**TASK REQUIREMENTS**. Extract every line where the string "mort" appears.

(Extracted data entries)
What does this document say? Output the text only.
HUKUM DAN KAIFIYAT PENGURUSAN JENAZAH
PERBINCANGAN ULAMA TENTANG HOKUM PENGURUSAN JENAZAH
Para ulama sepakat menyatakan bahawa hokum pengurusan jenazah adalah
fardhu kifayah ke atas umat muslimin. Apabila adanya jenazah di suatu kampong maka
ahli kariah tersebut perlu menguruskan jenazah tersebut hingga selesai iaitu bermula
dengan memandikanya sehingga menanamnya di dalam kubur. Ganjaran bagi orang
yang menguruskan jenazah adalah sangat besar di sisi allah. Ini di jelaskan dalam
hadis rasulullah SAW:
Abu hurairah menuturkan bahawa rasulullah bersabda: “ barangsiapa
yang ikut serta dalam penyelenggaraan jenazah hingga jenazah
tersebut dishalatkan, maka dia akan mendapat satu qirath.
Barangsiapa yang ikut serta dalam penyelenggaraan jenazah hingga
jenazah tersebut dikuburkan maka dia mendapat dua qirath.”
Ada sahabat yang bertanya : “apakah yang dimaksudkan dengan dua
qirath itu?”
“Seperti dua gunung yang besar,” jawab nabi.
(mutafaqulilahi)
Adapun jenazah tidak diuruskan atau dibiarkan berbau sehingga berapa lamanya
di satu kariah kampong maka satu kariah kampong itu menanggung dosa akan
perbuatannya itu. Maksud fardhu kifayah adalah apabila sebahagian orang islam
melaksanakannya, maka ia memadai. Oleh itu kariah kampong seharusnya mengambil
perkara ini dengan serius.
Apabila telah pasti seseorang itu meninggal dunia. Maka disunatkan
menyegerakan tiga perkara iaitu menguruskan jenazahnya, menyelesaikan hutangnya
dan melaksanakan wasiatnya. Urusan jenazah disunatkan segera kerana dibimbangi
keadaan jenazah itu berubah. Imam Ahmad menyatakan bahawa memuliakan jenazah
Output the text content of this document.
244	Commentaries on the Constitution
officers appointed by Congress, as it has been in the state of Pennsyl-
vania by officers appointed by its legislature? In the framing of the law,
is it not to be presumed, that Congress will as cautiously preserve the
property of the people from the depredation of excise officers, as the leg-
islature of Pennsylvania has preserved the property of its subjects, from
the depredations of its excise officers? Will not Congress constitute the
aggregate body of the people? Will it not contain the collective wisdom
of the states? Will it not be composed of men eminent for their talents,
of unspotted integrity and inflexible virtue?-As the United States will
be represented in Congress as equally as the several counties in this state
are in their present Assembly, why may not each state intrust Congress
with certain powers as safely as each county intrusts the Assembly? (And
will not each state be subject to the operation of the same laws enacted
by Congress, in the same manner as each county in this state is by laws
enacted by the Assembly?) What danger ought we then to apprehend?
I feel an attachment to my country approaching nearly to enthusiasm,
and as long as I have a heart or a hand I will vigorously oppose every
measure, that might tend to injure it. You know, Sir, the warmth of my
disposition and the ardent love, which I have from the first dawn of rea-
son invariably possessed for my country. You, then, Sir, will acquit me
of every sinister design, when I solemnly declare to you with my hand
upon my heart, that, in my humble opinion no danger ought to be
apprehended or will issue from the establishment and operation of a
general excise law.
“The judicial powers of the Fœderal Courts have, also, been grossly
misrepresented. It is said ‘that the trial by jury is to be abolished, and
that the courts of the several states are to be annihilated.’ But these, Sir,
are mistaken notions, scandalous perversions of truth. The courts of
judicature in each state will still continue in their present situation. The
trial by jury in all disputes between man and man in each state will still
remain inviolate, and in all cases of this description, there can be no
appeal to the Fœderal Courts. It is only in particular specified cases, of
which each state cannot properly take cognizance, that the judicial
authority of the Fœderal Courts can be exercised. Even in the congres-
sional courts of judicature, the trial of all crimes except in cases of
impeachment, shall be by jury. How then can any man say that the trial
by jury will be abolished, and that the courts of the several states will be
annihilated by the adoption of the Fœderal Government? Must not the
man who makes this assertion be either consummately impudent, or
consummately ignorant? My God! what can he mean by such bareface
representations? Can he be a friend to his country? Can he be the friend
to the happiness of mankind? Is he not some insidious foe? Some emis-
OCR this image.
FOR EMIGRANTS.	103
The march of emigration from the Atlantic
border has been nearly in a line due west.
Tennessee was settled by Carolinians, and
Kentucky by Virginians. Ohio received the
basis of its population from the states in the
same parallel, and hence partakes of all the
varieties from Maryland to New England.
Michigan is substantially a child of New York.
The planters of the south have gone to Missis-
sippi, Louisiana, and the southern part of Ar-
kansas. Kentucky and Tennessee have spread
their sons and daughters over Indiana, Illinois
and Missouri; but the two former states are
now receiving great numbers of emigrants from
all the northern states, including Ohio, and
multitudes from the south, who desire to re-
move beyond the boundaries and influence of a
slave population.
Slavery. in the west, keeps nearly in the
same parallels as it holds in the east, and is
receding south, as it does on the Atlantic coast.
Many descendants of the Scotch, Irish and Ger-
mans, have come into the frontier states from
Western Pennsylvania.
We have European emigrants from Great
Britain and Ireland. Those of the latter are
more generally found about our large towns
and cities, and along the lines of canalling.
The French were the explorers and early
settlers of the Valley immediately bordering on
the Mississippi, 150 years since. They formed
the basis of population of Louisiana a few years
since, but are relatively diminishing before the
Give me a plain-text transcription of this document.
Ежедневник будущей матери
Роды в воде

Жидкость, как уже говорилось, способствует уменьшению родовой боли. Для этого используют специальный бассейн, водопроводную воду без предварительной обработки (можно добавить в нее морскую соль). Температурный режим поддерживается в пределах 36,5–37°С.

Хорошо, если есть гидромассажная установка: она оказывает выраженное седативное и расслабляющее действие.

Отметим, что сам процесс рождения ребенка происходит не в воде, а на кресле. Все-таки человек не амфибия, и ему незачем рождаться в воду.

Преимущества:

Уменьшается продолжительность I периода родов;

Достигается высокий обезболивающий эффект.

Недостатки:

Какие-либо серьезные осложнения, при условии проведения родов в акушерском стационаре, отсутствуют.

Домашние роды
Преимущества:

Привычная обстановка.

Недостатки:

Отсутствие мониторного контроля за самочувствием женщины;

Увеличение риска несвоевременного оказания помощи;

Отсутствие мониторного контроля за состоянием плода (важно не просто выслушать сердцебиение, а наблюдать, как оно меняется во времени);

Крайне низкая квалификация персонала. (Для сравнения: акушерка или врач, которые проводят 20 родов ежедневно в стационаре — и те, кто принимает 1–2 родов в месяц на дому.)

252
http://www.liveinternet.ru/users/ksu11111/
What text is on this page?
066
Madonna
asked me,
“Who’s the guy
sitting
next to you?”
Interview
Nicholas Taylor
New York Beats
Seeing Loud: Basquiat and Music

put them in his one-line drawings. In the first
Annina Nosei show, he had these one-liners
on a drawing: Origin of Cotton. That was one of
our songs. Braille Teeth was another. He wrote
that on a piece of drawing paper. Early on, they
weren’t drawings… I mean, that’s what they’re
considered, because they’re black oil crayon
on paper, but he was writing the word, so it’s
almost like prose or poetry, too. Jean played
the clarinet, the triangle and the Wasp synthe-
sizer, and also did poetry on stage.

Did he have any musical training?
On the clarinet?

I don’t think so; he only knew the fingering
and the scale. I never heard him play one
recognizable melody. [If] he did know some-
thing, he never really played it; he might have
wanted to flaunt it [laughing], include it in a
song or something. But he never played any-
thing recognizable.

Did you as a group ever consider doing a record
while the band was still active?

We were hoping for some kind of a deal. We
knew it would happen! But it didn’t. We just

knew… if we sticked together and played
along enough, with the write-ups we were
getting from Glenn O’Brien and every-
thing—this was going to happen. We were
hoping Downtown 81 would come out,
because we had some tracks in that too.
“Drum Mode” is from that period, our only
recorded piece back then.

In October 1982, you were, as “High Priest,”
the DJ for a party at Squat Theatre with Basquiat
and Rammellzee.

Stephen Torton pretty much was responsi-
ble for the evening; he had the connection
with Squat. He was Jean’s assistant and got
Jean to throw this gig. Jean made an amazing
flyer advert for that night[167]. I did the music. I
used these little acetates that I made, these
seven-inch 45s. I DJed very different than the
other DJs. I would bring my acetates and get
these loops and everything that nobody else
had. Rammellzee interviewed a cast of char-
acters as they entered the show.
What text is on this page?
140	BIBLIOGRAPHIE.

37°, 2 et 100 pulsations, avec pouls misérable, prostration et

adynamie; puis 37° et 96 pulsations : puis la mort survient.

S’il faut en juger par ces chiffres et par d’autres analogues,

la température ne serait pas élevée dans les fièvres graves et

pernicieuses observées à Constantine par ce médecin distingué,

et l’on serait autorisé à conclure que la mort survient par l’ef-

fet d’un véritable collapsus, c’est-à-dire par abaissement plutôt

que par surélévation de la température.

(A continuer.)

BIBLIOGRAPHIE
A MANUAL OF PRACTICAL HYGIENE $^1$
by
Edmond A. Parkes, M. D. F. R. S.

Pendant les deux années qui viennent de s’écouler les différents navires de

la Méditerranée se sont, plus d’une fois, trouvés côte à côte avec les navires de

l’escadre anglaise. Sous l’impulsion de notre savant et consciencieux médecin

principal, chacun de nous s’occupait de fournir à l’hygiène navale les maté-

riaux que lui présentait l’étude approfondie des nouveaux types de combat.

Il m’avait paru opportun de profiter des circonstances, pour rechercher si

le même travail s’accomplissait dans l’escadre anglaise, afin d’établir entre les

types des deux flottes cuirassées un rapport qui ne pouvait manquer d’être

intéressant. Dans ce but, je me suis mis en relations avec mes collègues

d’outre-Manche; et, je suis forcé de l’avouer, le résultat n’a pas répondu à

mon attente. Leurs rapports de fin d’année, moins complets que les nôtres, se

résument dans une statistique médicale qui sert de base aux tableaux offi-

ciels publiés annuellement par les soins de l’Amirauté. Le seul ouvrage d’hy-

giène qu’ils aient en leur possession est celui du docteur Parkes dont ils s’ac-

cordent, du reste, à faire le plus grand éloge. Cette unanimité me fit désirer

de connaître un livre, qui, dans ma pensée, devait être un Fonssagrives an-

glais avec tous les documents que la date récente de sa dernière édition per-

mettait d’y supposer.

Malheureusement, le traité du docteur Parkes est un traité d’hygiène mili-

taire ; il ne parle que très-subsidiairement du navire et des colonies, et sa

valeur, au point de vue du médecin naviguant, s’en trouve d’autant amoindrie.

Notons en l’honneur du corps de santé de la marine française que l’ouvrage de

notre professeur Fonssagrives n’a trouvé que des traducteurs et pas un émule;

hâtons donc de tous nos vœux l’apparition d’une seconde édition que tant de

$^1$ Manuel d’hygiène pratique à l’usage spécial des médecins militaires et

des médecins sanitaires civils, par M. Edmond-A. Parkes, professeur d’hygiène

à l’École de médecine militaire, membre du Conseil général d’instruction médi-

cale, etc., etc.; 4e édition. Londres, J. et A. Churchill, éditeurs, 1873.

**THE RESULT**.
adynamie; puis 37° et 96 pulsations : puis la mort survient.
et l’on serait autorisé à conclure que la mort survient par l’ef-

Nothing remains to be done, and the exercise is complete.